* [Record excerpts]:
· · · ·

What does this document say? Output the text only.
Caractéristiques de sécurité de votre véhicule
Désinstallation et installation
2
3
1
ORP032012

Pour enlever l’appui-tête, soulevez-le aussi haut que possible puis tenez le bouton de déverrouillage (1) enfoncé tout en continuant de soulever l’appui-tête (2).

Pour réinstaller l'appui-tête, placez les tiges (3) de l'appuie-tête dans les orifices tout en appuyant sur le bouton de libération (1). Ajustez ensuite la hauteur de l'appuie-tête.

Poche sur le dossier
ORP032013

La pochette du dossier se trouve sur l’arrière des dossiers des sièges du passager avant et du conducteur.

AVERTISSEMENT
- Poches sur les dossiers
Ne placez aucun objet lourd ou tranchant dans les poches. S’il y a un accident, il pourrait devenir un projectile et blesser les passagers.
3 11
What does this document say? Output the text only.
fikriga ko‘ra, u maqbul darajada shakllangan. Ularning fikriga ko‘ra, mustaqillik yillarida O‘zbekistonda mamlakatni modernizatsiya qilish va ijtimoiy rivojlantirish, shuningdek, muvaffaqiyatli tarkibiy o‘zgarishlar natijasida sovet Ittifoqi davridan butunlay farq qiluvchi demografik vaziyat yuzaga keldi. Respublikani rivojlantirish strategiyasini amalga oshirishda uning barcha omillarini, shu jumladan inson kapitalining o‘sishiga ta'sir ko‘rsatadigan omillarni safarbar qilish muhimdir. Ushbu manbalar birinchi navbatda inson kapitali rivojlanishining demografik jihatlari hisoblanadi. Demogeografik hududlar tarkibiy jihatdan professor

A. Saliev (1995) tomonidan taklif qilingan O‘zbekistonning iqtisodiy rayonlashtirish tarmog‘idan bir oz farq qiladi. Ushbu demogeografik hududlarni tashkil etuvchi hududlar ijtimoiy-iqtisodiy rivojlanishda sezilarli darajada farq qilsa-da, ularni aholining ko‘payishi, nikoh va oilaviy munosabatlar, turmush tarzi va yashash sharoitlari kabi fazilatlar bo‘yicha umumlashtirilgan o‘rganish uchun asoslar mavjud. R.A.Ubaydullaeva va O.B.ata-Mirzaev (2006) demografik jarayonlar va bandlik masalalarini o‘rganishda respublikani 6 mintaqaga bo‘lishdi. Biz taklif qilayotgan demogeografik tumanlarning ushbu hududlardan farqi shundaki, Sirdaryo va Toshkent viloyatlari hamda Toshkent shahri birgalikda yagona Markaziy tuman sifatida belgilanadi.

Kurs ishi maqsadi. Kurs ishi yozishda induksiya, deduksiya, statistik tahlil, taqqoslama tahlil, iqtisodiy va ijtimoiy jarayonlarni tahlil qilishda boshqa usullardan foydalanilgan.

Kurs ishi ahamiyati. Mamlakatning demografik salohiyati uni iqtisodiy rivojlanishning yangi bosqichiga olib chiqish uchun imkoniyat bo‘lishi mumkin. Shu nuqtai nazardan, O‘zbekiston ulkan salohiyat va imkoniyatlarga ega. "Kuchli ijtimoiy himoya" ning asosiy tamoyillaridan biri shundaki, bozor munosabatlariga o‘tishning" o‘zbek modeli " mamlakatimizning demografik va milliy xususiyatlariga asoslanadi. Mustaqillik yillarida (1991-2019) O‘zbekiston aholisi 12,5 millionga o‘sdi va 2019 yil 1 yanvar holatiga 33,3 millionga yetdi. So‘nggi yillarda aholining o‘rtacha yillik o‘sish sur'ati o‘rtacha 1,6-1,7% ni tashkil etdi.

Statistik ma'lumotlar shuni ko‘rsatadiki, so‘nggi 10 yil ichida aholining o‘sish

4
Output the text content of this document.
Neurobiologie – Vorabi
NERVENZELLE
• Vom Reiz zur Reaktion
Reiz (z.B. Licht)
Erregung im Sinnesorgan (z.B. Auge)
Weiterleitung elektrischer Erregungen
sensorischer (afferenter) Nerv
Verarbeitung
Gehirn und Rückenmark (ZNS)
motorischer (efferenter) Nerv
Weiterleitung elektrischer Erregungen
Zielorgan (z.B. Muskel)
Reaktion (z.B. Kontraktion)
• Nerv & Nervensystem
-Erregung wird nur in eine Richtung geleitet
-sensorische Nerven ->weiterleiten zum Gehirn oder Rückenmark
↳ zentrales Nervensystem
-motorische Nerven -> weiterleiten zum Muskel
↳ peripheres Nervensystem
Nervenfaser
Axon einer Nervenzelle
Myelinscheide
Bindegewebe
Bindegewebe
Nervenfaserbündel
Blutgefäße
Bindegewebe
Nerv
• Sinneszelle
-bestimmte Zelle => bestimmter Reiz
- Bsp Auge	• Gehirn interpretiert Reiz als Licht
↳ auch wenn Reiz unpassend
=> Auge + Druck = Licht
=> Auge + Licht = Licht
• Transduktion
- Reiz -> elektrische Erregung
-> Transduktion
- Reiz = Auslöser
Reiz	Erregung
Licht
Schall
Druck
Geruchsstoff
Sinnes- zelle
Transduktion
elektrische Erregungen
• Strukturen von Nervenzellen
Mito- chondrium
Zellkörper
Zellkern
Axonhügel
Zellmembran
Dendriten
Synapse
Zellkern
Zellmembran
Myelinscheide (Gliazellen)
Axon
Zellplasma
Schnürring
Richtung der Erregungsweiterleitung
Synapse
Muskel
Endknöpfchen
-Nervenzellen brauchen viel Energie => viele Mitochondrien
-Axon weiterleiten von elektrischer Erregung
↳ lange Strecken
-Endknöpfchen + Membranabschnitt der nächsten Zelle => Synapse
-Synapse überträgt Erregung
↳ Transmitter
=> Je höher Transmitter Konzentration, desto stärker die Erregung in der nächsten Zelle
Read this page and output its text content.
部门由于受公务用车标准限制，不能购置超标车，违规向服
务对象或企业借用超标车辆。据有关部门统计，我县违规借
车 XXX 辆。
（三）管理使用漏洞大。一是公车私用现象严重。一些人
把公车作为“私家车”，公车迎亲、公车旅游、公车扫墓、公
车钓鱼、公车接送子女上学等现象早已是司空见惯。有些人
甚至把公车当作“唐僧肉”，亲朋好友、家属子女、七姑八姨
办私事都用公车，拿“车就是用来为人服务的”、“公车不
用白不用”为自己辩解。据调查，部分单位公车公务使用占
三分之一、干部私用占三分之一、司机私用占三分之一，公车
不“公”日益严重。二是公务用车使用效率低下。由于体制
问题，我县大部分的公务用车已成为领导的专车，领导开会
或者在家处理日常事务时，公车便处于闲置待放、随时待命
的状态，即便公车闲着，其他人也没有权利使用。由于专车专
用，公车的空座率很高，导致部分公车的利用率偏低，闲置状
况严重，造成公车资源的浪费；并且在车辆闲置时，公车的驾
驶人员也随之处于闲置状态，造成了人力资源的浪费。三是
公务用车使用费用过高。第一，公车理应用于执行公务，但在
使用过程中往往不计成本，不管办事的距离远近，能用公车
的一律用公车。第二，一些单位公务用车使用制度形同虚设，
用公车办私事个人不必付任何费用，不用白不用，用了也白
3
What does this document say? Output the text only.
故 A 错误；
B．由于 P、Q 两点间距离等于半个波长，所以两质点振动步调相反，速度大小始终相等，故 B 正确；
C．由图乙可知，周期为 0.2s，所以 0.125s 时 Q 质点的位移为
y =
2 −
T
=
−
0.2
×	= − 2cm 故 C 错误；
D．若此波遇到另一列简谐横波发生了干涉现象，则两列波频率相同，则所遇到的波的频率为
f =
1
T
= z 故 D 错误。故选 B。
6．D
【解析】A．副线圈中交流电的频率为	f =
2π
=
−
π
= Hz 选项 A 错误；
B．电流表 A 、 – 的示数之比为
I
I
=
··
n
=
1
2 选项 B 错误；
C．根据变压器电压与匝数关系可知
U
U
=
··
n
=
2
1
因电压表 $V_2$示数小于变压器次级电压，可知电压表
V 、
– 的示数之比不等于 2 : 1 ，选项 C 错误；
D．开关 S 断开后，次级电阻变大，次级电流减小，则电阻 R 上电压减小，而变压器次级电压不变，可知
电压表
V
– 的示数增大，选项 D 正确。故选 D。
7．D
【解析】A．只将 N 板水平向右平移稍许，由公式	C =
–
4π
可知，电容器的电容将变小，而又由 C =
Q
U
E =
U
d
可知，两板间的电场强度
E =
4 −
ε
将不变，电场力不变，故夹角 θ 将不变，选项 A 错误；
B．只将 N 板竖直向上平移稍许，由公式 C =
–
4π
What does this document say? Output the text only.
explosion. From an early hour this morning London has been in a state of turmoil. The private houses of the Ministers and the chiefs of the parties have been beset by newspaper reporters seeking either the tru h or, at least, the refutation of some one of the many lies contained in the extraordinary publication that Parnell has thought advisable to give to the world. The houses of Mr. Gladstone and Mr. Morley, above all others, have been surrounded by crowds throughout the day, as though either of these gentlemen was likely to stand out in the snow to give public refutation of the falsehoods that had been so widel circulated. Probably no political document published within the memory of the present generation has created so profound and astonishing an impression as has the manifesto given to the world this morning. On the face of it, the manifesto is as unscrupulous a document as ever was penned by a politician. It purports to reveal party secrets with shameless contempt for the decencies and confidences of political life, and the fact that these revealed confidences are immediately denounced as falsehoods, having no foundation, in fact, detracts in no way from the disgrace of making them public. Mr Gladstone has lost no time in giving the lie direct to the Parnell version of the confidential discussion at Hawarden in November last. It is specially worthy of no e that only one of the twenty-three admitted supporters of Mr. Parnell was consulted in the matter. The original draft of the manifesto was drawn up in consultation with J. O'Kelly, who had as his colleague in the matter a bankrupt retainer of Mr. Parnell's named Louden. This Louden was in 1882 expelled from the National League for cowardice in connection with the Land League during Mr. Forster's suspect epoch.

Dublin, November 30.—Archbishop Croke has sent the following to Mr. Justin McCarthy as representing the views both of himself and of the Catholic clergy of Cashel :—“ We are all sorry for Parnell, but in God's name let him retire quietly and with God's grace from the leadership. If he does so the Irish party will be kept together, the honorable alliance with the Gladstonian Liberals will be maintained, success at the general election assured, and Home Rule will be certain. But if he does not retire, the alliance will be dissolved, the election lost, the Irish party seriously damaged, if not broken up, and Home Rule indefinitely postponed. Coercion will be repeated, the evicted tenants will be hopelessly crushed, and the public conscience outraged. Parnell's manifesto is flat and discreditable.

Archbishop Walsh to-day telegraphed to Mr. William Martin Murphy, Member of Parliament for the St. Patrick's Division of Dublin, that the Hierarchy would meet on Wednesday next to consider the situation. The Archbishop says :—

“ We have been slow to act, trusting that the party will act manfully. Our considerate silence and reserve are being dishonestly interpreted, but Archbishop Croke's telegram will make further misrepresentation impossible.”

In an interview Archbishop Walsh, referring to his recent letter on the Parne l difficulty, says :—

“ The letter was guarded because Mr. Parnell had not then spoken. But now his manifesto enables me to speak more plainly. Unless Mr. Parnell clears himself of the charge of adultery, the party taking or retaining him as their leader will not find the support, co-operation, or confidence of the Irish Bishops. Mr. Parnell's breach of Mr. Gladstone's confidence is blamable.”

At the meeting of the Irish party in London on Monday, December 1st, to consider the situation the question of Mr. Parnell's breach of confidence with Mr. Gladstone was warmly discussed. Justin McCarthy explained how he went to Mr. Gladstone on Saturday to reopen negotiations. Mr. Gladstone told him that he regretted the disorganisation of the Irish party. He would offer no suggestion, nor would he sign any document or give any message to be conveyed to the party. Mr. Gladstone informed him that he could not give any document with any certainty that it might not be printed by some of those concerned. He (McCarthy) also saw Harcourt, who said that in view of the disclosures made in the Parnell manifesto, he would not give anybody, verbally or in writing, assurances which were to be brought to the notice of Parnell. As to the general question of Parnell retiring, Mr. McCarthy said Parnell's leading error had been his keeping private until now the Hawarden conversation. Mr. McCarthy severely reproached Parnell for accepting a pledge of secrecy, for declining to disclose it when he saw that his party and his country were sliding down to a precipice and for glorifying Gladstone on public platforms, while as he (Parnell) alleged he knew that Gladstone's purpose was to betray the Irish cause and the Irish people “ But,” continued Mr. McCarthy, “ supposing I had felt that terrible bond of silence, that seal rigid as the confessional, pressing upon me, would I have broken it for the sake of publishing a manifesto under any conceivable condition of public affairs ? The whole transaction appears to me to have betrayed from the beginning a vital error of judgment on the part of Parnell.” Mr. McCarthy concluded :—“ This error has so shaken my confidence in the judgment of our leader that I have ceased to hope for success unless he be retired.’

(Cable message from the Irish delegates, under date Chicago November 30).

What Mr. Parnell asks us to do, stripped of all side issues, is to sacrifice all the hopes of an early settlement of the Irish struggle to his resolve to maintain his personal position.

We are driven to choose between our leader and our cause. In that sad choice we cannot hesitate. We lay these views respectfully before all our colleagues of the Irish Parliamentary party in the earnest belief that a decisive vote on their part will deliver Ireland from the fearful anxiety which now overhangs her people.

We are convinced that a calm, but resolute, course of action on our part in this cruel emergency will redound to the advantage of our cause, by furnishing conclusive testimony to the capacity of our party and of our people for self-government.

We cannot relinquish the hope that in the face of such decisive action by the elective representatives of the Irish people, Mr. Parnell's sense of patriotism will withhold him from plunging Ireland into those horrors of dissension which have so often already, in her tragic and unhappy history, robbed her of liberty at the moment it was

· · · ·

* [Goal]: All lines in the data that contain the word "Transmitter" should be copied.

* [Solution to the exercise]:
↳ Transmitter
=> Je höher Transmitter Konzentration, desto stärker die Erregung in der nächsten Zelle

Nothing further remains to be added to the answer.